-- Stored data entries --
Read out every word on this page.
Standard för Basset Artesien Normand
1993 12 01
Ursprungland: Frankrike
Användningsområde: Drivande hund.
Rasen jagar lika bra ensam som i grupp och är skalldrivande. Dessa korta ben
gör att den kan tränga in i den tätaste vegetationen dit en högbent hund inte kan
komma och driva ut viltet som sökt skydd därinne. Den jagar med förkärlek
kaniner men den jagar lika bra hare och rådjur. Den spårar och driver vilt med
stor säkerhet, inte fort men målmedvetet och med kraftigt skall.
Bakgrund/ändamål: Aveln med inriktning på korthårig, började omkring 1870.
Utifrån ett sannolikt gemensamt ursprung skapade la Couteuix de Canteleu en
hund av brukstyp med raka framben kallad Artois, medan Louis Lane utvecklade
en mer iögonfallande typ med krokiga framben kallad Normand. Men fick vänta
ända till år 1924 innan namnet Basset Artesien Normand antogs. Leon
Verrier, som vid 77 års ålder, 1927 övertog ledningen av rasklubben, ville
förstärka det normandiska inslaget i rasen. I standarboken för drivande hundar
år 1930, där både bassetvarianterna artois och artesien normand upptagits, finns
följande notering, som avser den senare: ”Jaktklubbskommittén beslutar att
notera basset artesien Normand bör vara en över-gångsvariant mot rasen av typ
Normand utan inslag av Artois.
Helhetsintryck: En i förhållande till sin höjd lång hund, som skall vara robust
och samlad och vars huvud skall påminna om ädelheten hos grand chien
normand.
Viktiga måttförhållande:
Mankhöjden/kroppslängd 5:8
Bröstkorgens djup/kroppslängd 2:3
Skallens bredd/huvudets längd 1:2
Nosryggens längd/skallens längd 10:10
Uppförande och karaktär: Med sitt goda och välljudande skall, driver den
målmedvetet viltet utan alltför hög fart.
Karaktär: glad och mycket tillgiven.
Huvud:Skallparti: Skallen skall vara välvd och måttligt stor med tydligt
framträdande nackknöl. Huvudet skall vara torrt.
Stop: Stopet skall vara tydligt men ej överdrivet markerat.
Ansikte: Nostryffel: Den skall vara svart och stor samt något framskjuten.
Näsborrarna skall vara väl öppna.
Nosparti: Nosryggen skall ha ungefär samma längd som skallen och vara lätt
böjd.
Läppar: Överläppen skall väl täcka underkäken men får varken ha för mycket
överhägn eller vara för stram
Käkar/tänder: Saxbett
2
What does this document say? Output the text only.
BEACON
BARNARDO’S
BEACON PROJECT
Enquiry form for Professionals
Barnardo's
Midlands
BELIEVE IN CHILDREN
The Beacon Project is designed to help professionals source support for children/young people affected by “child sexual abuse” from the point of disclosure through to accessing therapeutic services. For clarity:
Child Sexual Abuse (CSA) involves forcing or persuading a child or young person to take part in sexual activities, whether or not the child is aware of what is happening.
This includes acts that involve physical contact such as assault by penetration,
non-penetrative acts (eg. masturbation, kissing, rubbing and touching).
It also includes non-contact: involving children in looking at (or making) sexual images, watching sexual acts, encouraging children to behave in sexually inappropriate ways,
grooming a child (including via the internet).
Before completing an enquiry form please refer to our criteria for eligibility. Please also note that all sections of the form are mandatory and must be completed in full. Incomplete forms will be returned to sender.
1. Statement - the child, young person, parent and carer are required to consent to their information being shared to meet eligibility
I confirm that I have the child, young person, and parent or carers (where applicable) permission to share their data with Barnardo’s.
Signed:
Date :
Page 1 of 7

==

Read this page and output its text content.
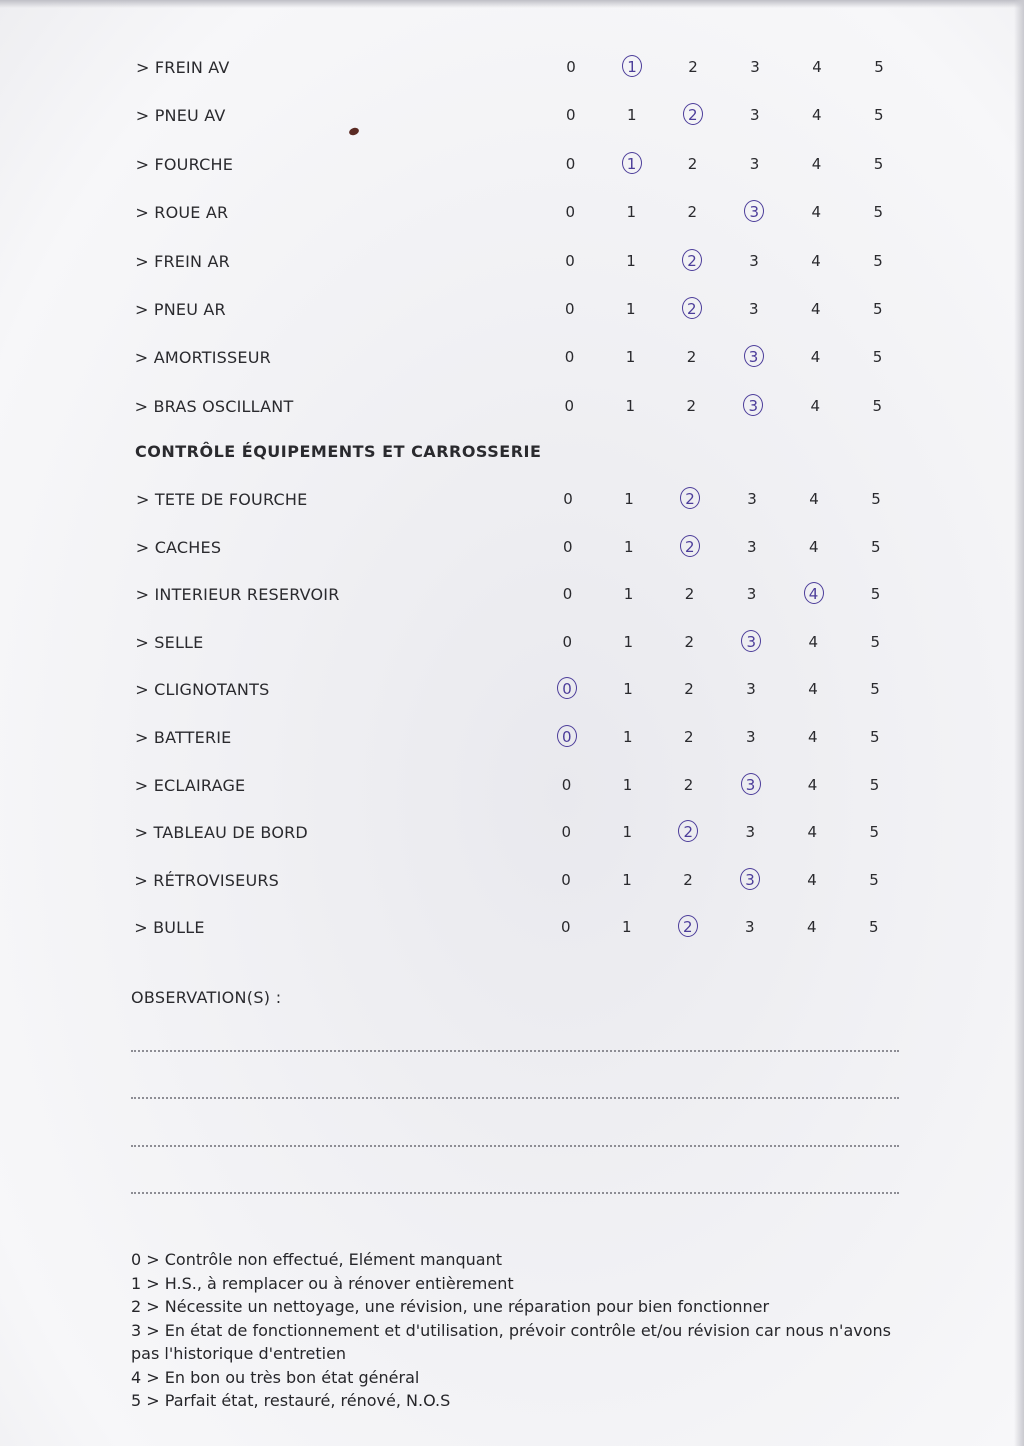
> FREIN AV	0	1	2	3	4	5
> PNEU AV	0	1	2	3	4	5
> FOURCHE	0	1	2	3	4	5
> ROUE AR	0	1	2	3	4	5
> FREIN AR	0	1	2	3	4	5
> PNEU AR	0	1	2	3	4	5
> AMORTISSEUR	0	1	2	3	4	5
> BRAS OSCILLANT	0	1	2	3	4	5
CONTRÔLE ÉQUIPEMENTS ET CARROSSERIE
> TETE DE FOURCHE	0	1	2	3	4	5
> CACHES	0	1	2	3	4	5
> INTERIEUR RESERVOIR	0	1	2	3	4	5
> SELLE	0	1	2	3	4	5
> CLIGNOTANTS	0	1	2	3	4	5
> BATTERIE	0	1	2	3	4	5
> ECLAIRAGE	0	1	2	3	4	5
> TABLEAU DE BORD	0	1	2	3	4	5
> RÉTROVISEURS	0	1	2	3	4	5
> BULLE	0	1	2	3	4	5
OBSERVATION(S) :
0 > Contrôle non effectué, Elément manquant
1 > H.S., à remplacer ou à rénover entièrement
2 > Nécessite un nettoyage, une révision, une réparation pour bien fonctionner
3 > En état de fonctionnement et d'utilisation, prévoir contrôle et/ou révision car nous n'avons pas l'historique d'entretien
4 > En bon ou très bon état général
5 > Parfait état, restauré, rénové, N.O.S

-- Set exercise --
The lines above form a set of records; determine how many of them contain the string "framben" and give that number alone.

-- Full solution --
2